■ Instructions to follow: Reproduce each line exactly.

Records from a data source:
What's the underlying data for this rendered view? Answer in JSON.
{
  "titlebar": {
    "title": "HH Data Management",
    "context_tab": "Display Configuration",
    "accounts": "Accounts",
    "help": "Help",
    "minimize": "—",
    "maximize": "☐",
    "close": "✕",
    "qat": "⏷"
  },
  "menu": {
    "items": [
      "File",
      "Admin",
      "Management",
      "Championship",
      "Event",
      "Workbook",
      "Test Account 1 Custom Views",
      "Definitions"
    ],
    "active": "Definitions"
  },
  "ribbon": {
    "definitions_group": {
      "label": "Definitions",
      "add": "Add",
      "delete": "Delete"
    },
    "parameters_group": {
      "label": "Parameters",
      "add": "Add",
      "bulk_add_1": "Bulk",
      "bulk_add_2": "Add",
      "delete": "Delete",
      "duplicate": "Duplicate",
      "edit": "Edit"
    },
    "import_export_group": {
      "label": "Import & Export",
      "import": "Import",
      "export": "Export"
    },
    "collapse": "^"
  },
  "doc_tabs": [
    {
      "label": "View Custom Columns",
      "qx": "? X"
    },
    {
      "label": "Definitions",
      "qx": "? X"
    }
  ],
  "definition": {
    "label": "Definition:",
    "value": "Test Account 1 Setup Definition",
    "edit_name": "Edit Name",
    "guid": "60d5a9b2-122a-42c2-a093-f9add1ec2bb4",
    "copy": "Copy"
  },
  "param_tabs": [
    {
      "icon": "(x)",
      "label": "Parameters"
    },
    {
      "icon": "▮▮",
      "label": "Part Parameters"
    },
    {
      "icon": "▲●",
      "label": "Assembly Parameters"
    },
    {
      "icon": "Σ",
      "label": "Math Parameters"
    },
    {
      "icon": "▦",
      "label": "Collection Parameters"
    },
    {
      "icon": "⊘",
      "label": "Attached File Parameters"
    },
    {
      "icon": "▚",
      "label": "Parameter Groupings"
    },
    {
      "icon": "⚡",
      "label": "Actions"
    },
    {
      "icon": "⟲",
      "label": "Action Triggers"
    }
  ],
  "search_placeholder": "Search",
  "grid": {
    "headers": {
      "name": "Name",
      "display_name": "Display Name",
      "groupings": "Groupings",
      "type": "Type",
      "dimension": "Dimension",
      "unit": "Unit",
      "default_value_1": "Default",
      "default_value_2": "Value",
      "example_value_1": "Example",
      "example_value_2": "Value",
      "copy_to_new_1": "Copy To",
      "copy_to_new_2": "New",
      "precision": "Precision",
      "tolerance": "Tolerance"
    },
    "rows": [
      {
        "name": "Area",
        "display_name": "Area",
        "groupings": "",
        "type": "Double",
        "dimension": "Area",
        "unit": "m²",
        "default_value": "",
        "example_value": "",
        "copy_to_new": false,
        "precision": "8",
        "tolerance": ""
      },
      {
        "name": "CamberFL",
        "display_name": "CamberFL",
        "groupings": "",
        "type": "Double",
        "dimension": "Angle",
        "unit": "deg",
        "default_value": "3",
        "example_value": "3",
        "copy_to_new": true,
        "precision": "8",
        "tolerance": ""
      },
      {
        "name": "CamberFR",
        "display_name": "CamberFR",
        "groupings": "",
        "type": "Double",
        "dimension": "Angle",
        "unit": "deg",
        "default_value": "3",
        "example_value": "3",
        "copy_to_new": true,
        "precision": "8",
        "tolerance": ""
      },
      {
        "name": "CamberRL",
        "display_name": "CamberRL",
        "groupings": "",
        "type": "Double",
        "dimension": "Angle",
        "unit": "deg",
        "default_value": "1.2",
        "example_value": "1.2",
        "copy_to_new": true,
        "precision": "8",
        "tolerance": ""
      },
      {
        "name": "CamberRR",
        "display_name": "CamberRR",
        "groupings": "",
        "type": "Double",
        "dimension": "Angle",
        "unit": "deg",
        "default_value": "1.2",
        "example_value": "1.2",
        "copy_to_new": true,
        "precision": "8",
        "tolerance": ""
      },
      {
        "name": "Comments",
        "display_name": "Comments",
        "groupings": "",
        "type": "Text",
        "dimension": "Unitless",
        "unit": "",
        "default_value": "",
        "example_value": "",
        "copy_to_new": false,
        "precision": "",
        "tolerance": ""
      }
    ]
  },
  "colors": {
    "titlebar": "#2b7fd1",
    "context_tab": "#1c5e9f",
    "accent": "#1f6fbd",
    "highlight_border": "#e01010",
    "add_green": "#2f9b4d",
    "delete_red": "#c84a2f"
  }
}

■ Task result:
What's the underlying data for this rendered view? Answer in JSON.
{
  "titlebar": {
    "title": "HH Data Management",
    "context_tab": "Display Configuration",
    "accounts": "Accounts",
    "help": "Help",
    "minimize": "—",
    "maximize": "☐",
    "close": "✕",
    "qat": "⏷"
  },
  "menu": {
    "items": [
      "File",
      "Admin",
      "Management",
      "Championship",
      "Event",
      "Workbook",
      "Test Account 1 Custom Views",
      "Definitions"
    ],
    "active": "Definitions"
  },
  "ribbon": {
    "definitions_group": {
      "label": "Definitions",
      "add": "Add",
      "delete": "Delete"
    },
    "parameters_group": {
      "label": "Parameters",
      "add": "Add",
      "bulk_add_1": "Bulk",
      "bulk_add_2": "Add",
      "delete": "Delete",
      "duplicate": "Duplicate",
      "edit": "Edit"
    },
    "import_export_group": {
      "label": "Import & Export",
      "import": "Import",
      "export": "Export"
    },
    "collapse": "^"
  },
  "doc_tabs": [
    {
      "label": "View Custom Columns",
      "qx": "? X"
    },
    {
      "label": "Definitions",
      "qx": "? X"
    }
  ],
  "definition": {
    "label": "Definition:",
    "value": "Test Account 1 Setup Definition",
    "edit_name": "Edit Name",
    "guid": "60d5a9b2-122a-42c2-a093-f9add1ec2bb4",
    "copy": "Copy"
  },
  "param_tabs": [
    {
      "icon": "(x)",
      "label": "Parameters"
    },
    {
      "icon": "▮▮",
      "label": "Part Parameters"
    },
    {
      "icon": "▲●",
      "label": "Assembly Parameters"
    },
    {
      "icon": "Σ",
      "label": "Math Parameters"
    },
    {
      "icon": "▦",
      "label": "Collection Parameters"
    },
    {
      "icon": "⊘",
      "label": "Attached File Parameters"
    },
    {
      "icon": "▚",
      "label": "Parameter Groupings"
    },
    {
      "icon": "⚡",
      "label": "Actions"
    },
    {
      "icon": "⟲",
      "label": "Action Triggers"
    }
  ],
  "search_placeholder": "Search",
  "grid": {
    "headers": {
      "name": "Name",
      "display_name": "Display Name",
      "groupings": "Groupings",
      "type": "Type",
      "dimension": "Dimension",
      "unit": "Unit",
      "default_value_1": "Default",
      "default_value_2": "Value",
      "example_value_1": "Example",
      "example_value_2": "Value",
      "copy_to_new_1": "Copy To",
      "copy_to_new_2": "New",
      "precision": "Precision",
      "tolerance": "Tolerance"
    },
    "rows": [
      {
        "name": "Area",
        "display_name": "Area",
        "groupings": "",
        "type": "Double",
        "dimension": "Area",
        "unit": "m²",
        "default_value": "",
        "example_value": "",
        "copy_to_new": false,
        "precision": "8",
        "tolerance": ""
      },
      {
        "name": "CamberFL",
        "display_name": "CamberFL",
        "groupings": "",
        "type": "Double",
        "dimension": "Angle",
        "unit": "deg",
        "default_value": "3",
        "example_value": "3",
        "copy_to_new": true,
        "precision": "8",
        "tolerance": ""
      },
      {
        "name": "CamberFR",
        "display_name": "CamberFR",
        "groupings": "",
        "type": "Double",
        "dimension": "Angle",
        "unit": "deg",
        "default_value": "3",
        "example_value": "3",
        "copy_to_new": true,
        "precision": "8",
        "tolerance": ""
      },
      {
        "name": "CamberRL",
        "display_name": "CamberRL",
        "groupings": "",
        "type": "Double",
        "dimension": "Angle",
        "unit": "deg",
        "default_value": "1.2",
        "example_value": "1.2",
        "copy_to_new": true,
        "precision": "8",
        "tolerance": ""
      },
      {
        "name": "CamberRR",
        "display_name": "CamberRR",
        "groupings": "",
        "type": "Double",
        "dimension": "Angle",
        "unit": "deg",
        "default_value": "1.2",
        "example_value": "1.2",
        "copy_to_new": true,
        "precision": "8",
        "tolerance": ""
      },
      {
        "name": "Comments",
        "display_name": "Comments",
        "groupings": "",
        "type": "Text",
        "dimension": "Unitless",
        "unit": "",
        "default_value": "",
        "example_value": "",
        "copy_to_new": false,
        "precision": "",
        "tolerance": ""
      }
    ]
  },
  "colors": {
    "titlebar": "#2b7fd1",
    "context_tab": "#1c5e9f",
    "accent": "#1f6fbd",
    "highlight_border": "#e01010",
    "add_green": "#2f9b4d",
    "delete_red": "#c84a2f"
  }
}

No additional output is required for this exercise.